### Request
Each line should be copied exactly.

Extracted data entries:

══════

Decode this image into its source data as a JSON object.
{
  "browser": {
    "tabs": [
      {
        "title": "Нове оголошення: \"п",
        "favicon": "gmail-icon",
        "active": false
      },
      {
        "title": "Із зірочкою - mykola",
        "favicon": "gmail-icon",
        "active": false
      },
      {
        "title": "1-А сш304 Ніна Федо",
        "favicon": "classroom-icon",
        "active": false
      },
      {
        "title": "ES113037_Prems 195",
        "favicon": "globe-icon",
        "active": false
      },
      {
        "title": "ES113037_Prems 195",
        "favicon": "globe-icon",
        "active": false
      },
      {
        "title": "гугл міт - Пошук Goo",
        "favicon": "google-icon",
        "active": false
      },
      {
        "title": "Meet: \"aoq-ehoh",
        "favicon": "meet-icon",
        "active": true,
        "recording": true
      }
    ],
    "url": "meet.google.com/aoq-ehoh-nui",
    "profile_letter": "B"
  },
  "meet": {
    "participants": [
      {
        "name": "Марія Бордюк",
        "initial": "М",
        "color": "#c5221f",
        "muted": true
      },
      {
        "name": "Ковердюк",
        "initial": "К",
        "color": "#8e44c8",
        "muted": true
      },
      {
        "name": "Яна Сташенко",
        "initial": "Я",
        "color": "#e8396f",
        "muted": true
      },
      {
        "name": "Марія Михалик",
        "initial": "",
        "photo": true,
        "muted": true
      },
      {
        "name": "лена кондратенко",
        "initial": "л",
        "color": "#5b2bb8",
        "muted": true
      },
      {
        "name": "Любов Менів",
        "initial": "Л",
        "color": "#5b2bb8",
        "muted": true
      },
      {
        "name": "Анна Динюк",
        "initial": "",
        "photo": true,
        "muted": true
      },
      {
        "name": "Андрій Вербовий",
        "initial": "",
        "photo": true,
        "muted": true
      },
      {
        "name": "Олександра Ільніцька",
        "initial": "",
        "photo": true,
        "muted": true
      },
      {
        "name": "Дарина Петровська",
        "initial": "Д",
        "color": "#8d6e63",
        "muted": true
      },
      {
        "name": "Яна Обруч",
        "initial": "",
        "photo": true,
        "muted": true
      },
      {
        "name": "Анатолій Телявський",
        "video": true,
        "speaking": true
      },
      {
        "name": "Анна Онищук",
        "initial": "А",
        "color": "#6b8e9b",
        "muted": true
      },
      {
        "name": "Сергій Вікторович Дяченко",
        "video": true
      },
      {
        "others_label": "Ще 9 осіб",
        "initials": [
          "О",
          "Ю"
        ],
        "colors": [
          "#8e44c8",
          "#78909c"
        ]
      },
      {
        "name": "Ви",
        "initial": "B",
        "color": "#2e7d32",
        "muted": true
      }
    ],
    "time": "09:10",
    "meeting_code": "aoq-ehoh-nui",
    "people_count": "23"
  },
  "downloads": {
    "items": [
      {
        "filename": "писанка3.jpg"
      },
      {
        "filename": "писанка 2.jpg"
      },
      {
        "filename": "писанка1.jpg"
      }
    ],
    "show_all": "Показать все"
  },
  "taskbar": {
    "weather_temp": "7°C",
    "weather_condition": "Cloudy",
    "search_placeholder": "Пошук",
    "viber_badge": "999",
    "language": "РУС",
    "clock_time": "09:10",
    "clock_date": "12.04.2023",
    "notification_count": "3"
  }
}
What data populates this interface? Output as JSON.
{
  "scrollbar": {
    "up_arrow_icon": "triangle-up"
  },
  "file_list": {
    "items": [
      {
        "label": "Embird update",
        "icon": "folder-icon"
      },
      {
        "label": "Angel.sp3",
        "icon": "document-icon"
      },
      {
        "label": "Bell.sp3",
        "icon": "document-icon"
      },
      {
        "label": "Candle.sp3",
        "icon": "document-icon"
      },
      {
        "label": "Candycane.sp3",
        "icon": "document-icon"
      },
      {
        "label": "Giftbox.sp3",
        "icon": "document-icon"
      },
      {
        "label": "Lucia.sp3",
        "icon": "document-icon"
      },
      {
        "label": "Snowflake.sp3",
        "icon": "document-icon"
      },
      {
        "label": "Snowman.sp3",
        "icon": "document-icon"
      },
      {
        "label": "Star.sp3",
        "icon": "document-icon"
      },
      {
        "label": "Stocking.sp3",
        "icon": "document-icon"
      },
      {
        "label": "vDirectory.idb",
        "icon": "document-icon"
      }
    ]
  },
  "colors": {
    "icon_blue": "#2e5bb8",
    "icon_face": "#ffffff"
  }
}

══════

### Answer to this exercise
Decode this image into its source data as a JSON object.
{
  "browser": {
    "tabs": [
      {
        "title": "Нове оголошення: \"п",
        "favicon": "gmail-icon",
        "active": false
      },
      {
        "title": "Із зірочкою - mykola",
        "favicon": "gmail-icon",
        "active": false
      },
      {
        "title": "1-А сш304 Ніна Федо",
        "favicon": "classroom-icon",
        "active": false
      },
      {
        "title": "ES113037_Prems 195",
        "favicon": "globe-icon",
        "active": false
      },
      {
        "title": "ES113037_Prems 195",
        "favicon": "globe-icon",
        "active": false
      },
      {
        "title": "гугл міт - Пошук Goo",
        "favicon": "google-icon",
        "active": false
      },
      {
        "title": "Meet: \"aoq-ehoh",
        "favicon": "meet-icon",
        "active": true,
        "recording": true
      }
    ],
    "url": "meet.google.com/aoq-ehoh-nui",
    "profile_letter": "B"
  },
  "meet": {
    "participants": [
      {
        "name": "Марія Бордюк",
        "initial": "М",
        "color": "#c5221f",
        "muted": true
      },
      {
        "name": "Ковердюк",
        "initial": "К",
        "color": "#8e44c8",
        "muted": true
      },
      {
        "name": "Яна Сташенко",
        "initial": "Я",
        "color": "#e8396f",
        "muted": true
      },
      {
        "name": "Марія Михалик",
        "initial": "",
        "photo": true,
        "muted": true
      },
      {
        "name": "лена кондратенко",
        "initial": "л",
        "color": "#5b2bb8",
        "muted": true
      },
      {
        "name": "Любов Менів",
        "initial": "Л",
        "color": "#5b2bb8",
        "muted": true
      },
      {
        "name": "Анна Динюк",
        "initial": "",
        "photo": true,
        "muted": true
      },
      {
        "name": "Андрій Вербовий",
        "initial": "",
        "photo": true,
        "muted": true
      },
      {
        "name": "Олександра Ільніцька",
        "initial": "",
        "photo": true,
        "muted": true
      },
      {
        "name": "Дарина Петровська",
        "initial": "Д",
        "color": "#8d6e63",
        "muted": true
      },
      {
        "name": "Яна Обруч",
        "initial": "",
        "photo": true,
        "muted": true
      },
      {
        "name": "Анатолій Телявський",
        "video": true,
        "speaking": true
      },
      {
        "name": "Анна Онищук",
        "initial": "А",
        "color": "#6b8e9b",
        "muted": true
      },
      {
        "name": "Сергій Вікторович Дяченко",
        "video": true
      },
      {
        "others_label": "Ще 9 осіб",
        "initials": [
          "О",
          "Ю"
        ],
        "colors": [
          "#8e44c8",
          "#78909c"
        ]
      },
      {
        "name": "Ви",
        "initial": "B",
        "color": "#2e7d32",
        "muted": true
      }
    ],
    "time": "09:10",
    "meeting_code": "aoq-ehoh-nui",
    "people_count": "23"
  },
  "downloads": {
    "items": [
      {
        "filename": "писанка3.jpg"
      },
      {
        "filename": "писанка 2.jpg"
      },
      {
        "filename": "писанка1.jpg"
      }
    ],
    "show_all": "Показать все"
  },
  "taskbar": {
    "weather_temp": "7°C",
    "weather_condition": "Cloudy",
    "search_placeholder": "Пошук",
    "viber_badge": "999",
    "language": "РУС",
    "clock_time": "09:10",
    "clock_date": "12.04.2023",
    "notification_count": "3"
  }
}
What data populates this interface? Output as JSON.
{
  "scrollbar": {
    "up_arrow_icon": "triangle-up"
  },
  "file_list": {
    "items": [
      {
        "label": "Embird update",
        "icon": "folder-icon"
      },
      {
        "label": "Angel.sp3",
        "icon": "document-icon"
      },
      {
        "label": "Bell.sp3",
        "icon": "document-icon"
      },
      {
        "label": "Candle.sp3",
        "icon": "document-icon"
      },
      {
        "label": "Candycane.sp3",
        "icon": "document-icon"
      },
      {
        "label": "Giftbox.sp3",
        "icon": "document-icon"
      },
      {
        "label": "Lucia.sp3",
        "icon": "document-icon"
      },
      {
        "label": "Snowflake.sp3",
        "icon": "document-icon"
      },
      {
        "label": "Snowman.sp3",
        "icon": "document-icon"
      },
      {
        "label": "Star.sp3",
        "icon": "document-icon"
      },
      {
        "label": "Stocking.sp3",
        "icon": "document-icon"
      },
      {
        "label": "vDirectory.idb",
        "icon": "document-icon"
      }
    ]
  },
  "colors": {
    "icon_blue": "#2e5bb8",
    "icon_face": "#ffffff"
  }
}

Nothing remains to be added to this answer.